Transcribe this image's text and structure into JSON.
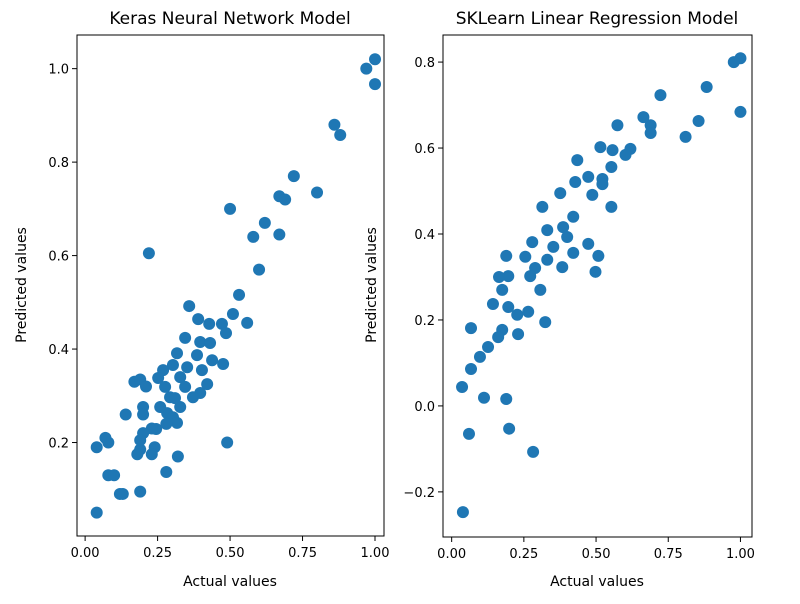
{
  "chart_data": [
    {
      "type": "scatter",
      "title": "Keras Neural Network Model",
      "xlabel": "Actual values",
      "ylabel": "Predicted values",
      "xlim": [
        -0.028,
        1.031
      ],
      "ylim": [
        0.0,
        1.072
      ],
      "xticks": [
        "0.00",
        "0.25",
        "0.50",
        "0.75",
        "1.00"
      ],
      "yticks": [
        "0.2",
        "0.4",
        "0.6",
        "0.8",
        "1.0"
      ],
      "grid": false,
      "color": "#1f77b4",
      "points": [
        [
          1.0,
          1.02
        ],
        [
          0.97,
          1.0
        ],
        [
          1.0,
          0.967
        ],
        [
          0.86,
          0.88
        ],
        [
          0.88,
          0.858
        ],
        [
          0.72,
          0.77
        ],
        [
          0.8,
          0.735
        ],
        [
          0.67,
          0.727
        ],
        [
          0.69,
          0.72
        ],
        [
          0.5,
          0.7
        ],
        [
          0.62,
          0.67
        ],
        [
          0.22,
          0.605
        ],
        [
          0.58,
          0.64
        ],
        [
          0.67,
          0.645
        ],
        [
          0.6,
          0.57
        ],
        [
          0.531,
          0.516
        ],
        [
          0.359,
          0.492
        ],
        [
          0.39,
          0.464
        ],
        [
          0.51,
          0.475
        ],
        [
          0.559,
          0.456
        ],
        [
          0.428,
          0.454
        ],
        [
          0.472,
          0.454
        ],
        [
          0.486,
          0.434
        ],
        [
          0.345,
          0.424
        ],
        [
          0.397,
          0.415
        ],
        [
          0.431,
          0.413
        ],
        [
          0.317,
          0.391
        ],
        [
          0.386,
          0.387
        ],
        [
          0.438,
          0.376
        ],
        [
          0.476,
          0.368
        ],
        [
          0.303,
          0.366
        ],
        [
          0.352,
          0.361
        ],
        [
          0.403,
          0.355
        ],
        [
          0.269,
          0.355
        ],
        [
          0.252,
          0.338
        ],
        [
          0.328,
          0.34
        ],
        [
          0.421,
          0.325
        ],
        [
          0.276,
          0.319
        ],
        [
          0.345,
          0.319
        ],
        [
          0.397,
          0.306
        ],
        [
          0.372,
          0.297
        ],
        [
          0.293,
          0.297
        ],
        [
          0.259,
          0.276
        ],
        [
          0.328,
          0.276
        ],
        [
          0.283,
          0.263
        ],
        [
          0.303,
          0.254
        ],
        [
          0.317,
          0.242
        ],
        [
          0.245,
          0.229
        ],
        [
          0.2,
          0.276
        ],
        [
          0.49,
          0.2
        ],
        [
          0.08,
          0.2
        ],
        [
          0.04,
          0.19
        ],
        [
          0.07,
          0.21
        ],
        [
          0.17,
          0.33
        ],
        [
          0.19,
          0.335
        ],
        [
          0.21,
          0.32
        ],
        [
          0.2,
          0.26
        ],
        [
          0.14,
          0.26
        ],
        [
          0.28,
          0.24
        ],
        [
          0.31,
          0.295
        ],
        [
          0.23,
          0.23
        ],
        [
          0.2,
          0.22
        ],
        [
          0.24,
          0.19
        ],
        [
          0.19,
          0.185
        ],
        [
          0.19,
          0.205
        ],
        [
          0.32,
          0.17
        ],
        [
          0.28,
          0.137
        ],
        [
          0.08,
          0.13
        ],
        [
          0.1,
          0.13
        ],
        [
          0.12,
          0.09
        ],
        [
          0.13,
          0.09
        ],
        [
          0.19,
          0.095
        ],
        [
          0.04,
          0.05
        ],
        [
          0.18,
          0.175
        ],
        [
          0.23,
          0.175
        ]
      ]
    },
    {
      "type": "scatter",
      "title": "SKLearn Linear Regression Model",
      "xlabel": "Actual values",
      "ylabel": "Predicted values",
      "xlim": [
        -0.03,
        1.04
      ],
      "ylim": [
        -0.305,
        0.863
      ],
      "xticks": [
        "0.00",
        "0.25",
        "0.50",
        "0.75",
        "1.00"
      ],
      "yticks": [
        "−0.2",
        "0.0",
        "0.2",
        "0.4",
        "0.6",
        "0.8"
      ],
      "grid": false,
      "color": "#1f77b4",
      "points": [
        [
          1.0,
          0.809
        ],
        [
          0.977,
          0.8
        ],
        [
          1.0,
          0.684
        ],
        [
          0.883,
          0.742
        ],
        [
          0.855,
          0.663
        ],
        [
          0.723,
          0.723
        ],
        [
          0.81,
          0.626
        ],
        [
          0.689,
          0.653
        ],
        [
          0.664,
          0.672
        ],
        [
          0.574,
          0.653
        ],
        [
          0.619,
          0.598
        ],
        [
          0.602,
          0.584
        ],
        [
          0.515,
          0.602
        ],
        [
          0.557,
          0.595
        ],
        [
          0.689,
          0.635
        ],
        [
          0.522,
          0.528
        ],
        [
          0.435,
          0.572
        ],
        [
          0.473,
          0.533
        ],
        [
          0.553,
          0.556
        ],
        [
          0.522,
          0.516
        ],
        [
          0.487,
          0.491
        ],
        [
          0.553,
          0.463
        ],
        [
          0.428,
          0.521
        ],
        [
          0.376,
          0.495
        ],
        [
          0.314,
          0.463
        ],
        [
          0.421,
          0.44
        ],
        [
          0.386,
          0.416
        ],
        [
          0.331,
          0.409
        ],
        [
          0.4,
          0.393
        ],
        [
          0.279,
          0.381
        ],
        [
          0.352,
          0.37
        ],
        [
          0.473,
          0.377
        ],
        [
          0.508,
          0.349
        ],
        [
          0.498,
          0.312
        ],
        [
          0.421,
          0.356
        ],
        [
          0.383,
          0.323
        ],
        [
          0.331,
          0.34
        ],
        [
          0.255,
          0.347
        ],
        [
          0.189,
          0.349
        ],
        [
          0.289,
          0.321
        ],
        [
          0.272,
          0.302
        ],
        [
          0.196,
          0.302
        ],
        [
          0.164,
          0.3
        ],
        [
          0.175,
          0.27
        ],
        [
          0.307,
          0.27
        ],
        [
          0.143,
          0.237
        ],
        [
          0.196,
          0.23
        ],
        [
          0.265,
          0.219
        ],
        [
          0.227,
          0.212
        ],
        [
          0.324,
          0.195
        ],
        [
          0.067,
          0.181
        ],
        [
          0.175,
          0.177
        ],
        [
          0.23,
          0.167
        ],
        [
          0.161,
          0.16
        ],
        [
          0.126,
          0.137
        ],
        [
          0.098,
          0.114
        ],
        [
          0.067,
          0.086
        ],
        [
          0.036,
          0.044
        ],
        [
          0.112,
          0.019
        ],
        [
          0.189,
          0.016
        ],
        [
          0.06,
          -0.065
        ],
        [
          0.199,
          -0.053
        ],
        [
          0.282,
          -0.107
        ],
        [
          0.039,
          -0.247
        ]
      ]
    }
  ]
}
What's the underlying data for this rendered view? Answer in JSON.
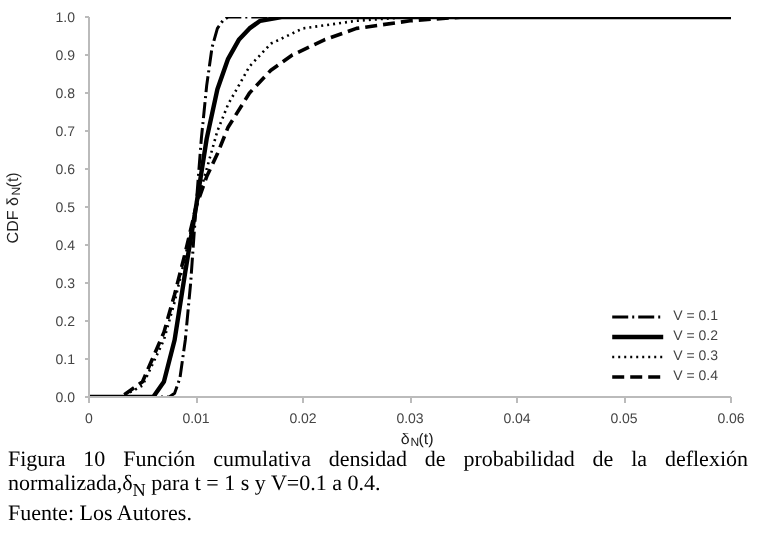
{
  "chart_data": {
    "type": "line",
    "xlabel": "δ$_{N}$(t)",
    "ylabel": "CDF δ$_{N}$(t)",
    "xlim": [
      0,
      0.06
    ],
    "ylim": [
      0,
      1
    ],
    "xticks": [
      0,
      0.01,
      0.02,
      0.03,
      0.04,
      0.05,
      0.06
    ],
    "yticks": [
      {
        "value": 0,
        "label": "0.0"
      },
      0.1,
      0.2,
      0.3,
      0.4,
      0.5,
      0.6,
      0.7,
      0.8,
      0.9,
      {
        "value": 1,
        "label": "1.0"
      }
    ],
    "grid": false,
    "legend": "bottom right",
    "series": [
      {
        "name": "V = 0.1",
        "color": "#000000",
        "line_style": "dashdot",
        "x": [
          0,
          0.0075,
          0.008,
          0.0085,
          0.009,
          0.0095,
          0.01,
          0.0105,
          0.011,
          0.0115,
          0.012,
          0.0125,
          0.013,
          0.014,
          0.06
        ],
        "values": [
          0,
          0,
          0.01,
          0.05,
          0.15,
          0.3,
          0.5,
          0.68,
          0.82,
          0.92,
          0.97,
          0.99,
          1.0,
          1.0,
          1.0
        ]
      },
      {
        "name": "V = 0.2",
        "color": "#000000",
        "line_style": "solid",
        "x": [
          0,
          0.006,
          0.007,
          0.008,
          0.009,
          0.01,
          0.011,
          0.012,
          0.013,
          0.014,
          0.015,
          0.016,
          0.018,
          0.02,
          0.06
        ],
        "values": [
          0,
          0,
          0.04,
          0.15,
          0.33,
          0.5,
          0.68,
          0.81,
          0.89,
          0.94,
          0.97,
          0.99,
          1.0,
          1.0,
          1.0
        ]
      },
      {
        "name": "V = 0.3",
        "color": "#000000",
        "line_style": "dotted",
        "x": [
          0,
          0.003,
          0.005,
          0.007,
          0.008,
          0.009,
          0.01,
          0.011,
          0.012,
          0.013,
          0.015,
          0.017,
          0.02,
          0.025,
          0.03,
          0.035,
          0.06
        ],
        "values": [
          0,
          0,
          0.03,
          0.15,
          0.25,
          0.37,
          0.5,
          0.6,
          0.7,
          0.77,
          0.87,
          0.93,
          0.97,
          0.99,
          1.0,
          1.0,
          1.0
        ]
      },
      {
        "name": "V = 0.4",
        "color": "#000000",
        "line_style": "dashed",
        "x": [
          0,
          0.003,
          0.005,
          0.007,
          0.008,
          0.009,
          0.01,
          0.011,
          0.012,
          0.013,
          0.015,
          0.017,
          0.019,
          0.022,
          0.025,
          0.03,
          0.035,
          0.06
        ],
        "values": [
          0,
          0,
          0.04,
          0.17,
          0.27,
          0.38,
          0.5,
          0.58,
          0.64,
          0.71,
          0.8,
          0.86,
          0.9,
          0.94,
          0.97,
          0.99,
          1.0,
          1.0
        ]
      }
    ],
    "annotations": [
      "Figura 10 Función cumulativa densidad de probabilidad de la deflexión normalizada,δ$_{N}$ para t = 1 s y V=0.1 a 0.4.",
      "Fuente: Los Autores."
    ]
  }
}
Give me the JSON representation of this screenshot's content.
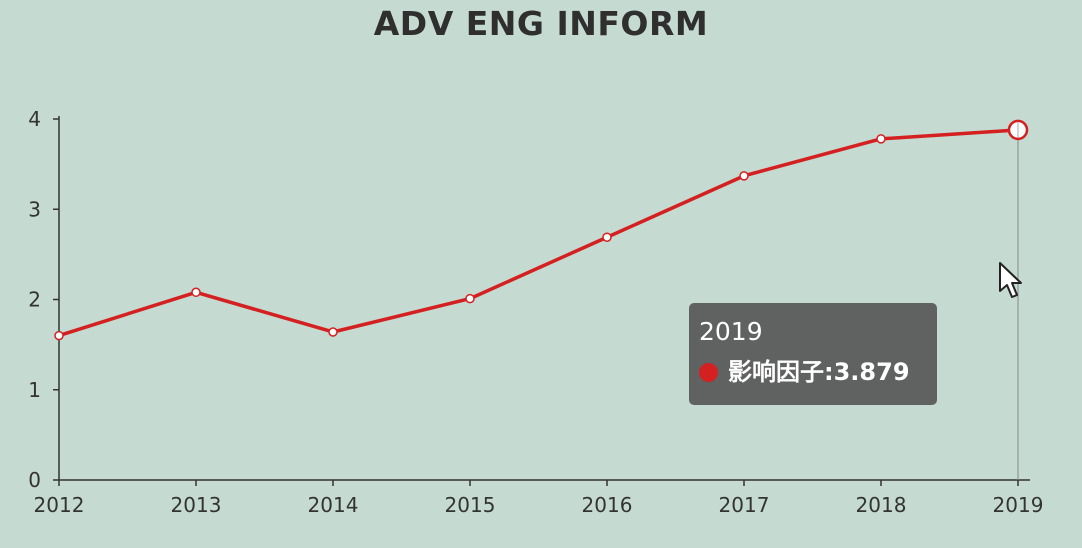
{
  "chart_data": {
    "type": "line",
    "title": "ADV ENG INFORM",
    "categories": [
      "2012",
      "2013",
      "2014",
      "2015",
      "2016",
      "2017",
      "2018",
      "2019"
    ],
    "series": [
      {
        "name": "影响因子",
        "values": [
          1.6,
          2.08,
          1.64,
          2.01,
          2.69,
          3.37,
          3.78,
          3.879
        ]
      }
    ],
    "ylim": [
      0,
      4
    ],
    "yticks": [
      0,
      1,
      2,
      3,
      4
    ],
    "grid": false,
    "line_color": "#d42020"
  },
  "tooltip": {
    "title": "2019",
    "series_name": "影响因子",
    "separator": ": ",
    "value": "3.879",
    "marker_color": "#d42020"
  },
  "cursor_icon": "arrow-pointer-icon"
}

• _Required task_:
Using the records above, copy exactly and only the lines from the line with "Give me the" through the end, both included; leave every picture out.

• _Written reply_:
Give me the JSON representation of this screenshot's content.
{
  "chart_data": {
    "type": "line",
    "title": "ADV ENG INFORM",
    "categories": [
      "2012",
      "2013",
      "2014",
      "2015",
      "2016",
      "2017",
      "2018",
      "2019"
    ],
    "series": [
      {
        "name": "影响因子",
        "values": [
          1.6,
          2.08,
          1.64,
          2.01,
          2.69,
          3.37,
          3.78,
          3.879
        ]
      }
    ],
    "ylim": [
      0,
      4
    ],
    "yticks": [
      0,
      1,
      2,
      3,
      4
    ],
    "grid": false,
    "line_color": "#d42020"
  },
  "tooltip": {
    "title": "2019",
    "series_name": "影响因子",
    "separator": ": ",
    "value": "3.879",
    "marker_color": "#d42020"
  },
  "cursor_icon": "arrow-pointer-icon"
}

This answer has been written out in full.